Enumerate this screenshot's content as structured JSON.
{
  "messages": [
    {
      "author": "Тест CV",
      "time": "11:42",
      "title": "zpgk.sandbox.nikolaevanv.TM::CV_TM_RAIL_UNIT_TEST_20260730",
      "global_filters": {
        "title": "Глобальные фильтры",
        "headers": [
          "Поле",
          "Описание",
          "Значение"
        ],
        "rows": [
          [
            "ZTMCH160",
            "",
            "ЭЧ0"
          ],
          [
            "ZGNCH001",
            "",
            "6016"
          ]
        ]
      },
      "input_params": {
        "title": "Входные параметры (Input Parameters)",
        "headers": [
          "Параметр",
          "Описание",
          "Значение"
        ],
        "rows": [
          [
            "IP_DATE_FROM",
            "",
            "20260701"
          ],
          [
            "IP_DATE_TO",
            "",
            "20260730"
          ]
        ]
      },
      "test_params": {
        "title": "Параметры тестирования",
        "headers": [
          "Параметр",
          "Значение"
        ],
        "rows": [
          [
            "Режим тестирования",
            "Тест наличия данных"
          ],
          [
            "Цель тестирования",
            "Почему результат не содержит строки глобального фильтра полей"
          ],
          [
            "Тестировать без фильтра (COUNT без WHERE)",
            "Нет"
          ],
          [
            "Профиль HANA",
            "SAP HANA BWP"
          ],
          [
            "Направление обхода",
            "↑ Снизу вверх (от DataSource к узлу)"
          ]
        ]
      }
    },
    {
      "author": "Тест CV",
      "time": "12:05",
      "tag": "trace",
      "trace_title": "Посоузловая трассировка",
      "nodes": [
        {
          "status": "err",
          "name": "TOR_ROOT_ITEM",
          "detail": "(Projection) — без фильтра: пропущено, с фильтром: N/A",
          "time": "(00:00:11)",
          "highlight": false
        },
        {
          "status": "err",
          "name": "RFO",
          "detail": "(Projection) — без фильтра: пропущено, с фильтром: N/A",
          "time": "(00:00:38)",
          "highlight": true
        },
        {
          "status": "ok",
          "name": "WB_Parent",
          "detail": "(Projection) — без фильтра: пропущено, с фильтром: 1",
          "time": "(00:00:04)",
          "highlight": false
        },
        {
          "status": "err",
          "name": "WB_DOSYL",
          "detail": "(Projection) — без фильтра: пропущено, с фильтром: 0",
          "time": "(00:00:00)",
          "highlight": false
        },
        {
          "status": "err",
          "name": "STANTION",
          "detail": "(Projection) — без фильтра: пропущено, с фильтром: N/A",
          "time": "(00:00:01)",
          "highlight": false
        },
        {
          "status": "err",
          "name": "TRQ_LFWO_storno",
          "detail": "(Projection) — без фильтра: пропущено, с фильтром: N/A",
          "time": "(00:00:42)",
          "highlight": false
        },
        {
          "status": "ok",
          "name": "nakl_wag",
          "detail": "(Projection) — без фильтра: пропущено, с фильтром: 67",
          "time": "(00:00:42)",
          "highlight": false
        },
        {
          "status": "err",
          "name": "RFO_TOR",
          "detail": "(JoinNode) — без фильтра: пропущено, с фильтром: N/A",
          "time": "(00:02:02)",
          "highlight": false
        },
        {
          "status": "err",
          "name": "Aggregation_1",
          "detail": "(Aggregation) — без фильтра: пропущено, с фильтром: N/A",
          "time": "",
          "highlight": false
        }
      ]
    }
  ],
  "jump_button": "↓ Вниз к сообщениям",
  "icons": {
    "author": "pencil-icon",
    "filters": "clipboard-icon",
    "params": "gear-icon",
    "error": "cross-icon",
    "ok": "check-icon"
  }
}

==========

Aim :: Quote the entire listing above exactly.

Answer to the problem ::
Enumerate this screenshot's content as structured JSON.
{
  "messages": [
    {
      "author": "Тест CV",
      "time": "11:42",
      "title": "zpgk.sandbox.nikolaevanv.TM::CV_TM_RAIL_UNIT_TEST_20260730",
      "global_filters": {
        "title": "Глобальные фильтры",
        "headers": [
          "Поле",
          "Описание",
          "Значение"
        ],
        "rows": [
          [
            "ZTMCH160",
            "",
            "ЭЧ0"
          ],
          [
            "ZGNCH001",
            "",
            "6016"
          ]
        ]
      },
      "input_params": {
        "title": "Входные параметры (Input Parameters)",
        "headers": [
          "Параметр",
          "Описание",
          "Значение"
        ],
        "rows": [
          [
            "IP_DATE_FROM",
            "",
            "20260701"
          ],
          [
            "IP_DATE_TO",
            "",
            "20260730"
          ]
        ]
      },
      "test_params": {
        "title": "Параметры тестирования",
        "headers": [
          "Параметр",
          "Значение"
        ],
        "rows": [
          [
            "Режим тестирования",
            "Тест наличия данных"
          ],
          [
            "Цель тестирования",
            "Почему результат не содержит строки глобального фильтра полей"
          ],
          [
            "Тестировать без фильтра (COUNT без WHERE)",
            "Нет"
          ],
          [
            "Профиль HANA",
            "SAP HANA BWP"
          ],
          [
            "Направление обхода",
            "↑ Снизу вверх (от DataSource к узлу)"
          ]
        ]
      }
    },
    {
      "author": "Тест CV",
      "time": "12:05",
      "tag": "trace",
      "trace_title": "Посоузловая трассировка",
      "nodes": [
        {
          "status": "err",
          "name": "TOR_ROOT_ITEM",
          "detail": "(Projection) — без фильтра: пропущено, с фильтром: N/A",
          "time": "(00:00:11)",
          "highlight": false
        },
        {
          "status": "err",
          "name": "RFO",
          "detail": "(Projection) — без фильтра: пропущено, с фильтром: N/A",
          "time": "(00:00:38)",
          "highlight": true
        },
        {
          "status": "ok",
          "name": "WB_Parent",
          "detail": "(Projection) — без фильтра: пропущено, с фильтром: 1",
          "time": "(00:00:04)",
          "highlight": false
        },
        {
          "status": "err",
          "name": "WB_DOSYL",
          "detail": "(Projection) — без фильтра: пропущено, с фильтром: 0",
          "time": "(00:00:00)",
          "highlight": false
        },
        {
          "status": "err",
          "name": "STANTION",
          "detail": "(Projection) — без фильтра: пропущено, с фильтром: N/A",
          "time": "(00:00:01)",
          "highlight": false
        },
        {
          "status": "err",
          "name": "TRQ_LFWO_storno",
          "detail": "(Projection) — без фильтра: пропущено, с фильтром: N/A",
          "time": "(00:00:42)",
          "highlight": false
        },
        {
          "status": "ok",
          "name": "nakl_wag",
          "detail": "(Projection) — без фильтра: пропущено, с фильтром: 67",
          "time": "(00:00:42)",
          "highlight": false
        },
        {
          "status": "err",
          "name": "RFO_TOR",
          "detail": "(JoinNode) — без фильтра: пропущено, с фильтром: N/A",
          "time": "(00:02:02)",
          "highlight": false
        },
        {
          "status": "err",
          "name": "Aggregation_1",
          "detail": "(Aggregation) — без фильтра: пропущено, с фильтром: N/A",
          "time": "",
          "highlight": false
        }
      ]
    }
  ],
  "jump_button": "↓ Вниз к сообщениям",
  "icons": {
    "author": "pencil-icon",
    "filters": "clipboard-icon",
    "params": "gear-icon",
    "error": "cross-icon",
    "ok": "check-icon"
  }
}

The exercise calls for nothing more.